═══ Supplied records

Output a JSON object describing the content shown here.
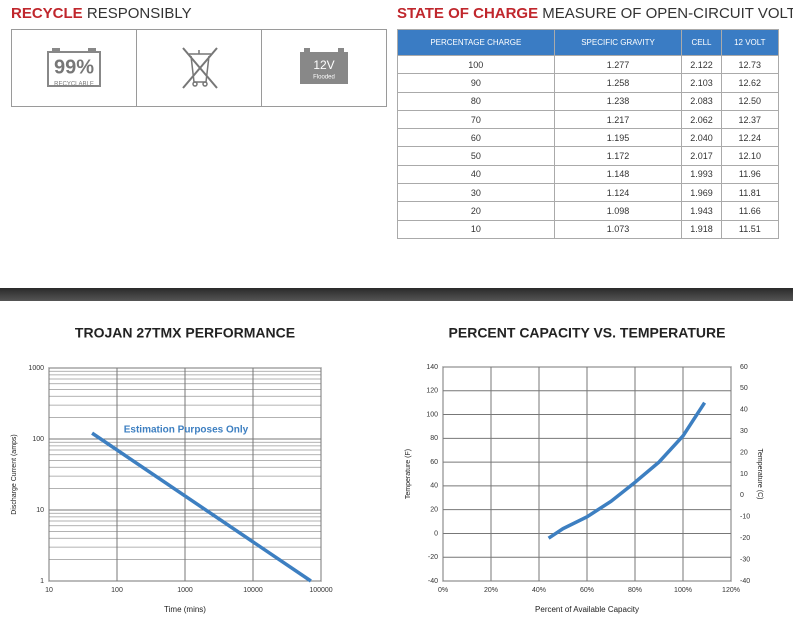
{
  "recycle": {
    "title_bold": "RECYCLE",
    "title_rest": "RESPONSIBLY",
    "icons": {
      "percent": "99%",
      "percent_caption": "RECYCLABLE",
      "battery_voltage": "12V",
      "battery_type": "Flooded"
    }
  },
  "state_of_charge": {
    "title_bold": "STATE OF CHARGE",
    "title_rest": "MEASURE OF OPEN-CIRCUIT VOLTAGE",
    "table": {
      "header": [
        "PERCENTAGE CHARGE",
        "SPECIFIC GRAVITY",
        "CELL",
        "12 VOLT"
      ],
      "rows": [
        [
          "100",
          "1.277",
          "2.122",
          "12.73"
        ],
        [
          "90",
          "1.258",
          "2.103",
          "12.62"
        ],
        [
          "80",
          "1.238",
          "2.083",
          "12.50"
        ],
        [
          "70",
          "1.217",
          "2.062",
          "12.37"
        ],
        [
          "60",
          "1.195",
          "2.040",
          "12.24"
        ],
        [
          "50",
          "1.172",
          "2.017",
          "12.10"
        ],
        [
          "40",
          "1.148",
          "1.993",
          "11.96"
        ],
        [
          "30",
          "1.124",
          "1.969",
          "11.81"
        ],
        [
          "20",
          "1.098",
          "1.943",
          "11.66"
        ],
        [
          "10",
          "1.073",
          "1.918",
          "11.51"
        ]
      ]
    }
  },
  "chart_data": [
    {
      "type": "line",
      "title": "TROJAN 27TMX PERFORMANCE",
      "xlabel": "Time (mins)",
      "ylabel": "Discharge Current (amps)",
      "annotation": "Estimation Purposes Only",
      "x": [
        43,
        71000
      ],
      "values": [
        121,
        1
      ],
      "color": "#3d7fc1",
      "xscale": "log",
      "yscale": "log",
      "xlim": [
        10,
        100000
      ],
      "xticks": [
        10,
        100,
        1000,
        10000,
        100000
      ],
      "ylim": [
        1,
        1000
      ],
      "yticks": [
        1,
        10,
        100,
        1000
      ],
      "yminorticks": [
        2,
        3,
        4,
        5,
        6,
        7,
        8,
        9,
        20,
        30,
        40,
        50,
        60,
        70,
        80,
        90,
        200,
        300,
        400,
        500,
        600,
        700,
        800,
        900
      ],
      "grid": true
    },
    {
      "type": "line",
      "title": "PERCENT CAPACITY VS. TEMPERATURE",
      "xlabel": "Percent of Available Capacity",
      "ylabel": "Temperature (F)",
      "y2label": "Temperature (C)",
      "x": [
        44,
        50,
        60,
        70,
        80,
        90,
        100,
        109
      ],
      "values": [
        -4,
        4,
        14,
        27,
        43,
        60,
        82,
        110
      ],
      "color": "#3d7fc1",
      "xlim": [
        0,
        120
      ],
      "xticks": [
        {
          "value": 0,
          "label": "0%"
        },
        {
          "value": 20,
          "label": "20%"
        },
        {
          "value": 40,
          "label": "40%"
        },
        {
          "value": 60,
          "label": "60%"
        },
        {
          "value": 80,
          "label": "80%"
        },
        {
          "value": 100,
          "label": "100%"
        },
        {
          "value": 120,
          "label": "120%"
        }
      ],
      "ylim": [
        -40,
        140
      ],
      "yticks": [
        -40,
        -20,
        0,
        20,
        40,
        60,
        80,
        100,
        120,
        140
      ],
      "y2lim": [
        -40,
        60
      ],
      "y2ticks": [
        -40,
        -30,
        -20,
        -10,
        0,
        10,
        20,
        30,
        40,
        50,
        60
      ],
      "grid": true
    }
  ]
}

══════

### Stated goal
Copy the listing word for word, excluding its pictures.

### Answer
Output a JSON object describing the content shown here.
{
  "recycle": {
    "title_bold": "RECYCLE",
    "title_rest": "RESPONSIBLY",
    "icons": {
      "percent": "99%",
      "percent_caption": "RECYCLABLE",
      "battery_voltage": "12V",
      "battery_type": "Flooded"
    }
  },
  "state_of_charge": {
    "title_bold": "STATE OF CHARGE",
    "title_rest": "MEASURE OF OPEN-CIRCUIT VOLTAGE",
    "table": {
      "header": [
        "PERCENTAGE CHARGE",
        "SPECIFIC GRAVITY",
        "CELL",
        "12 VOLT"
      ],
      "rows": [
        [
          "100",
          "1.277",
          "2.122",
          "12.73"
        ],
        [
          "90",
          "1.258",
          "2.103",
          "12.62"
        ],
        [
          "80",
          "1.238",
          "2.083",
          "12.50"
        ],
        [
          "70",
          "1.217",
          "2.062",
          "12.37"
        ],
        [
          "60",
          "1.195",
          "2.040",
          "12.24"
        ],
        [
          "50",
          "1.172",
          "2.017",
          "12.10"
        ],
        [
          "40",
          "1.148",
          "1.993",
          "11.96"
        ],
        [
          "30",
          "1.124",
          "1.969",
          "11.81"
        ],
        [
          "20",
          "1.098",
          "1.943",
          "11.66"
        ],
        [
          "10",
          "1.073",
          "1.918",
          "11.51"
        ]
      ]
    }
  },
  "chart_data": [
    {
      "type": "line",
      "title": "TROJAN 27TMX PERFORMANCE",
      "xlabel": "Time (mins)",
      "ylabel": "Discharge Current (amps)",
      "annotation": "Estimation Purposes Only",
      "x": [
        43,
        71000
      ],
      "values": [
        121,
        1
      ],
      "color": "#3d7fc1",
      "xscale": "log",
      "yscale": "log",
      "xlim": [
        10,
        100000
      ],
      "xticks": [
        10,
        100,
        1000,
        10000,
        100000
      ],
      "ylim": [
        1,
        1000
      ],
      "yticks": [
        1,
        10,
        100,
        1000
      ],
      "yminorticks": [
        2,
        3,
        4,
        5,
        6,
        7,
        8,
        9,
        20,
        30,
        40,
        50,
        60,
        70,
        80,
        90,
        200,
        300,
        400,
        500,
        600,
        700,
        800,
        900
      ],
      "grid": true
    },
    {
      "type": "line",
      "title": "PERCENT CAPACITY VS. TEMPERATURE",
      "xlabel": "Percent of Available Capacity",
      "ylabel": "Temperature (F)",
      "y2label": "Temperature (C)",
      "x": [
        44,
        50,
        60,
        70,
        80,
        90,
        100,
        109
      ],
      "values": [
        -4,
        4,
        14,
        27,
        43,
        60,
        82,
        110
      ],
      "color": "#3d7fc1",
      "xlim": [
        0,
        120
      ],
      "xticks": [
        {
          "value": 0,
          "label": "0%"
        },
        {
          "value": 20,
          "label": "20%"
        },
        {
          "value": 40,
          "label": "40%"
        },
        {
          "value": 60,
          "label": "60%"
        },
        {
          "value": 80,
          "label": "80%"
        },
        {
          "value": 100,
          "label": "100%"
        },
        {
          "value": 120,
          "label": "120%"
        }
      ],
      "ylim": [
        -40,
        140
      ],
      "yticks": [
        -40,
        -20,
        0,
        20,
        40,
        60,
        80,
        100,
        120,
        140
      ],
      "y2lim": [
        -40,
        60
      ],
      "y2ticks": [
        -40,
        -30,
        -20,
        -10,
        0,
        10,
        20,
        30,
        40,
        50,
        60
      ],
      "grid": true
    }
  ]
}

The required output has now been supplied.